= Stated problem =
Set down the material below in full, matching it exactly.

━━━━

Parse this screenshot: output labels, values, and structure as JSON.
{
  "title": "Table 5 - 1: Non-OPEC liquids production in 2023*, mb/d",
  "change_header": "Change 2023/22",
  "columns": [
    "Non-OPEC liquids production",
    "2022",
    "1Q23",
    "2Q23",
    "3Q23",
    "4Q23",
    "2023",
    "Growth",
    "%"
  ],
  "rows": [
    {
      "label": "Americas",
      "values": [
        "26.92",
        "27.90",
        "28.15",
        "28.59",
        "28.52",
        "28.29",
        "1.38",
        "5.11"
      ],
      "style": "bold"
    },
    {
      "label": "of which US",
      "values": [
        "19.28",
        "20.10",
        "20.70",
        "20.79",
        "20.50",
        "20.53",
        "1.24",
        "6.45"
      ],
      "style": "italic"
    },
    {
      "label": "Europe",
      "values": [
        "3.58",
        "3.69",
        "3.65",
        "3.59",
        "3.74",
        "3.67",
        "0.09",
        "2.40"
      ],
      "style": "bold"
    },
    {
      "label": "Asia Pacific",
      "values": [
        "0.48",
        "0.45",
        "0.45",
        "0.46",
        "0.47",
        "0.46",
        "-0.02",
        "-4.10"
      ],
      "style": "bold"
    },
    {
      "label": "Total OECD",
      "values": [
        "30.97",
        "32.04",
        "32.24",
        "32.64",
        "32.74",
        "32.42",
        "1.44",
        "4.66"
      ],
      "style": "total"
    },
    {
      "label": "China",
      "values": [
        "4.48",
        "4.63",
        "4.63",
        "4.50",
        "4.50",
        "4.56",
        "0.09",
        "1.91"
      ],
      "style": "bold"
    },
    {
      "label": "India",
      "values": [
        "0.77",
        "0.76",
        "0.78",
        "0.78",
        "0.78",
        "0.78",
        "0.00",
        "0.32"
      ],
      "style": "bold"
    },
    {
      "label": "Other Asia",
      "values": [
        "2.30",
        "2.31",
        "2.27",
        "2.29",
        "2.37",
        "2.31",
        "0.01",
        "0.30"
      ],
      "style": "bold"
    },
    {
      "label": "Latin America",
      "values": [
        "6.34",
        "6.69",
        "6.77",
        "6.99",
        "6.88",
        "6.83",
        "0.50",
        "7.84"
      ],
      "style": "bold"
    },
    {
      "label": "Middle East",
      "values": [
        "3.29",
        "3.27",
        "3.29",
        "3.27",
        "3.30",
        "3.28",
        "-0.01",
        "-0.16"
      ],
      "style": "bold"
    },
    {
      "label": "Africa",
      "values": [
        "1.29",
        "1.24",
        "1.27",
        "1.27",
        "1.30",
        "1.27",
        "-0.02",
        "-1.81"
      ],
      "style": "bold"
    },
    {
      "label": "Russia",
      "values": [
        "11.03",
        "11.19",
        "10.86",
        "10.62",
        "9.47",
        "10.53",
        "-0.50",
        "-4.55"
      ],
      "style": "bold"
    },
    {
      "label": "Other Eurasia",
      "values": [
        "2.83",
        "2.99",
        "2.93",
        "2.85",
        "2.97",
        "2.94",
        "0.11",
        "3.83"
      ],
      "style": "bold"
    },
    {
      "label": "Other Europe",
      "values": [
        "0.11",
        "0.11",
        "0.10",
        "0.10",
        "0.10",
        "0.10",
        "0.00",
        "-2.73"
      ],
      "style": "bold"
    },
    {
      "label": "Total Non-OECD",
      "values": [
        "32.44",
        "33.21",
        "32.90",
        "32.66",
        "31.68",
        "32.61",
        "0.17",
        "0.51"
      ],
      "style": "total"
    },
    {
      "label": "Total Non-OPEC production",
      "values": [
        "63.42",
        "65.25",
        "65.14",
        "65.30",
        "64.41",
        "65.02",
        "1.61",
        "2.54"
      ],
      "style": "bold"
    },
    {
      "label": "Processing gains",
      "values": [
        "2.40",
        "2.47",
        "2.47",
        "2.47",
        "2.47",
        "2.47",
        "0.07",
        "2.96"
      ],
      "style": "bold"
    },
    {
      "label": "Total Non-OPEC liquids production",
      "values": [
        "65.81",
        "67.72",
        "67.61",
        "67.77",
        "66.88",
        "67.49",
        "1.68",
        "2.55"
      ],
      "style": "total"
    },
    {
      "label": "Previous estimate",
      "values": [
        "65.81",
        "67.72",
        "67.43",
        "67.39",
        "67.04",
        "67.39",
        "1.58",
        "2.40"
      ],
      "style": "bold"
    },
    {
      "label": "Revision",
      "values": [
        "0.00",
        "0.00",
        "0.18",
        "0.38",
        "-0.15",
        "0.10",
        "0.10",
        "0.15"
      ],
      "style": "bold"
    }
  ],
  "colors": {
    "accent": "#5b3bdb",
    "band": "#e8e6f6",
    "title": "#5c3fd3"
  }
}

━━━━

= Response =
Parse this screenshot: output labels, values, and structure as JSON.
{
  "title": "Table 5 - 1: Non-OPEC liquids production in 2023*, mb/d",
  "change_header": "Change 2023/22",
  "columns": [
    "Non-OPEC liquids production",
    "2022",
    "1Q23",
    "2Q23",
    "3Q23",
    "4Q23",
    "2023",
    "Growth",
    "%"
  ],
  "rows": [
    {
      "label": "Americas",
      "values": [
        "26.92",
        "27.90",
        "28.15",
        "28.59",
        "28.52",
        "28.29",
        "1.38",
        "5.11"
      ],
      "style": "bold"
    },
    {
      "label": "of which US",
      "values": [
        "19.28",
        "20.10",
        "20.70",
        "20.79",
        "20.50",
        "20.53",
        "1.24",
        "6.45"
      ],
      "style": "italic"
    },
    {
      "label": "Europe",
      "values": [
        "3.58",
        "3.69",
        "3.65",
        "3.59",
        "3.74",
        "3.67",
        "0.09",
        "2.40"
      ],
      "style": "bold"
    },
    {
      "label": "Asia Pacific",
      "values": [
        "0.48",
        "0.45",
        "0.45",
        "0.46",
        "0.47",
        "0.46",
        "-0.02",
        "-4.10"
      ],
      "style": "bold"
    },
    {
      "label": "Total OECD",
      "values": [
        "30.97",
        "32.04",
        "32.24",
        "32.64",
        "32.74",
        "32.42",
        "1.44",
        "4.66"
      ],
      "style": "total"
    },
    {
      "label": "China",
      "values": [
        "4.48",
        "4.63",
        "4.63",
        "4.50",
        "4.50",
        "4.56",
        "0.09",
        "1.91"
      ],
      "style": "bold"
    },
    {
      "label": "India",
      "values": [
        "0.77",
        "0.76",
        "0.78",
        "0.78",
        "0.78",
        "0.78",
        "0.00",
        "0.32"
      ],
      "style": "bold"
    },
    {
      "label": "Other Asia",
      "values": [
        "2.30",
        "2.31",
        "2.27",
        "2.29",
        "2.37",
        "2.31",
        "0.01",
        "0.30"
      ],
      "style": "bold"
    },
    {
      "label": "Latin America",
      "values": [
        "6.34",
        "6.69",
        "6.77",
        "6.99",
        "6.88",
        "6.83",
        "0.50",
        "7.84"
      ],
      "style": "bold"
    },
    {
      "label": "Middle East",
      "values": [
        "3.29",
        "3.27",
        "3.29",
        "3.27",
        "3.30",
        "3.28",
        "-0.01",
        "-0.16"
      ],
      "style": "bold"
    },
    {
      "label": "Africa",
      "values": [
        "1.29",
        "1.24",
        "1.27",
        "1.27",
        "1.30",
        "1.27",
        "-0.02",
        "-1.81"
      ],
      "style": "bold"
    },
    {
      "label": "Russia",
      "values": [
        "11.03",
        "11.19",
        "10.86",
        "10.62",
        "9.47",
        "10.53",
        "-0.50",
        "-4.55"
      ],
      "style": "bold"
    },
    {
      "label": "Other Eurasia",
      "values": [
        "2.83",
        "2.99",
        "2.93",
        "2.85",
        "2.97",
        "2.94",
        "0.11",
        "3.83"
      ],
      "style": "bold"
    },
    {
      "label": "Other Europe",
      "values": [
        "0.11",
        "0.11",
        "0.10",
        "0.10",
        "0.10",
        "0.10",
        "0.00",
        "-2.73"
      ],
      "style": "bold"
    },
    {
      "label": "Total Non-OECD",
      "values": [
        "32.44",
        "33.21",
        "32.90",
        "32.66",
        "31.68",
        "32.61",
        "0.17",
        "0.51"
      ],
      "style": "total"
    },
    {
      "label": "Total Non-OPEC production",
      "values": [
        "63.42",
        "65.25",
        "65.14",
        "65.30",
        "64.41",
        "65.02",
        "1.61",
        "2.54"
      ],
      "style": "bold"
    },
    {
      "label": "Processing gains",
      "values": [
        "2.40",
        "2.47",
        "2.47",
        "2.47",
        "2.47",
        "2.47",
        "0.07",
        "2.96"
      ],
      "style": "bold"
    },
    {
      "label": "Total Non-OPEC liquids production",
      "values": [
        "65.81",
        "67.72",
        "67.61",
        "67.77",
        "66.88",
        "67.49",
        "1.68",
        "2.55"
      ],
      "style": "total"
    },
    {
      "label": "Previous estimate",
      "values": [
        "65.81",
        "67.72",
        "67.43",
        "67.39",
        "67.04",
        "67.39",
        "1.58",
        "2.40"
      ],
      "style": "bold"
    },
    {
      "label": "Revision",
      "values": [
        "0.00",
        "0.00",
        "0.18",
        "0.38",
        "-0.15",
        "0.10",
        "0.10",
        "0.15"
      ],
      "style": "bold"
    }
  ],
  "colors": {
    "accent": "#5b3bdb",
    "band": "#e8e6f6",
    "title": "#5c3fd3"
  }
}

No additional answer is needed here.